Requirements = Write out every line of the material as it stands, apart from the pictures.

Data entries
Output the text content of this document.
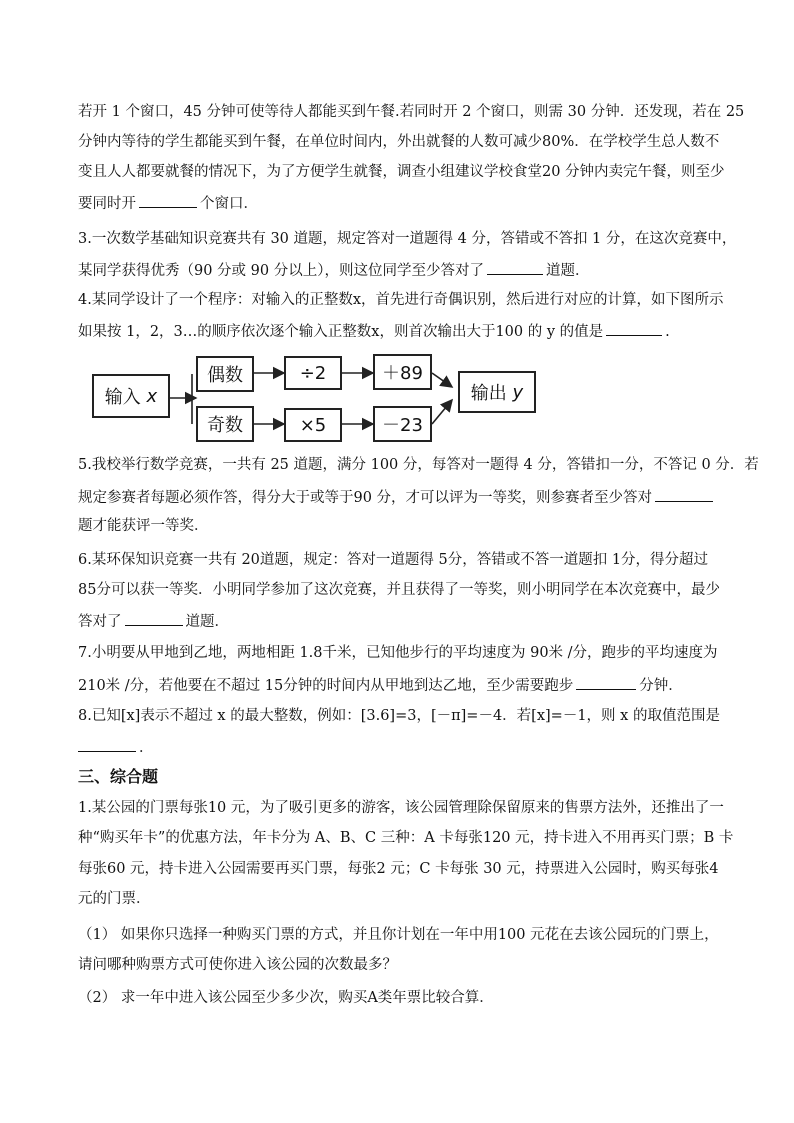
若开 1 个窗口，45 分钟可使等待人都能买到午餐.若同时开 2 个窗口，则需 30 分钟．还发现，若在 25
分钟内等待的学生都能买到午餐，在单位时间内，外出就餐的人数可减少80%．在学校学生总人数不
变且人人都要就餐的情况下，为了方便学生就餐，调查小组建议学校食堂20 分钟内卖完午餐，则至少
要同时开	个窗口．
3.一次数学基础知识竞赛共有 30 道题，规定答对一道题得 4 分，答错或不答扣 1 分，在这次竞赛中，
某同学获得优秀（90 分或 90 分以上），则这位同学至少答对了	道题．
4.某同学设计了一个程序：对输入的正整数x，首先进行奇偶识别，然后进行对应的计算，如下图所示
如果按 1，2，3…的顺序依次逐个输入正整数x，则首次输出大于100 的 y 的值是	.
输入
x
偶数
奇数
÷2
×5
＋89
－23
输出
y
5.我校举行数学竞赛，一共有 25 道题，满分 100 分，每答对一题得 4 分，答错扣一分，不答记 0 分．若
规定参赛者每题必须作答，得分大于或等于90 分，才可以评为一等奖，则参赛者至少答对
题才能获评一等奖．
6.某环保知识竞赛一共有 20道题，规定：答对一道题得 5分，答错或不答一道题扣 1分，得分超过
85分可以获一等奖．小明同学参加了这次竞赛，并且获得了一等奖，则小明同学在本次竞赛中，最少
答对了	道题．
7.小明要从甲地到乙地，两地相距 1.8千米，已知他步行的平均速度为 90米 /分，跑步的平均速度为
210米 /分，若他要在不超过 15分钟的时间内从甲地到达乙地，至少需要跑步	分钟．
8.已知[x]表示不超过 x 的最大整数，例如：[3.6]=3，[－π]=－4．若[x]=－1，则 x 的取值范围是
．
三、综合题
1.某公园的门票每张10 元，为了吸引更多的游客，该公园管理除保留原来的售票方法外，还推出了一
种“购买年卡”的优惠方法，年卡分为 A、B、C 三种：A 卡每张120 元，持卡进入不用再买门票；B 卡
每张60 元，持卡进入公园需要再买门票，每张2 元；C 卡每张 30 元，持票进入公园时，购买每张4
元的门票．
（1） 如果你只选择一种购买门票的方式，并且你计划在一年中用100 元花在去该公园玩的门票上，
请问哪种购票方式可使你进入该公园的次数最多？
（2） 求一年中进入该公园至少多少次，购买A类年票比较合算．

Answer to this task =
Output the text content of this document.
若开 1 个窗口，45 分钟可使等待人都能买到午餐.若同时开 2 个窗口，则需 30 分钟．还发现，若在 25
分钟内等待的学生都能买到午餐，在单位时间内，外出就餐的人数可减少80%．在学校学生总人数不
变且人人都要就餐的情况下，为了方便学生就餐，调查小组建议学校食堂20 分钟内卖完午餐，则至少
要同时开	个窗口．
3.一次数学基础知识竞赛共有 30 道题，规定答对一道题得 4 分，答错或不答扣 1 分，在这次竞赛中，
某同学获得优秀（90 分或 90 分以上），则这位同学至少答对了	道题．
4.某同学设计了一个程序：对输入的正整数x，首先进行奇偶识别，然后进行对应的计算，如下图所示
如果按 1，2，3…的顺序依次逐个输入正整数x，则首次输出大于100 的 y 的值是	.
输入
x
偶数
奇数
÷2
×5
＋89
－23
输出
y
5.我校举行数学竞赛，一共有 25 道题，满分 100 分，每答对一题得 4 分，答错扣一分，不答记 0 分．若
规定参赛者每题必须作答，得分大于或等于90 分，才可以评为一等奖，则参赛者至少答对
题才能获评一等奖．
6.某环保知识竞赛一共有 20道题，规定：答对一道题得 5分，答错或不答一道题扣 1分，得分超过
85分可以获一等奖．小明同学参加了这次竞赛，并且获得了一等奖，则小明同学在本次竞赛中，最少
答对了	道题．
7.小明要从甲地到乙地，两地相距 1.8千米，已知他步行的平均速度为 90米 /分，跑步的平均速度为
210米 /分，若他要在不超过 15分钟的时间内从甲地到达乙地，至少需要跑步	分钟．
8.已知[x]表示不超过 x 的最大整数，例如：[3.6]=3，[－π]=－4．若[x]=－1，则 x 的取值范围是
．
三、综合题
1.某公园的门票每张10 元，为了吸引更多的游客，该公园管理除保留原来的售票方法外，还推出了一
种“购买年卡”的优惠方法，年卡分为 A、B、C 三种：A 卡每张120 元，持卡进入不用再买门票；B 卡
每张60 元，持卡进入公园需要再买门票，每张2 元；C 卡每张 30 元，持票进入公园时，购买每张4
元的门票．
（1） 如果你只选择一种购买门票的方式，并且你计划在一年中用100 元花在去该公园玩的门票上，
请问哪种购票方式可使你进入该公园的次数最多？
（2） 求一年中进入该公园至少多少次，购买A类年票比较合算．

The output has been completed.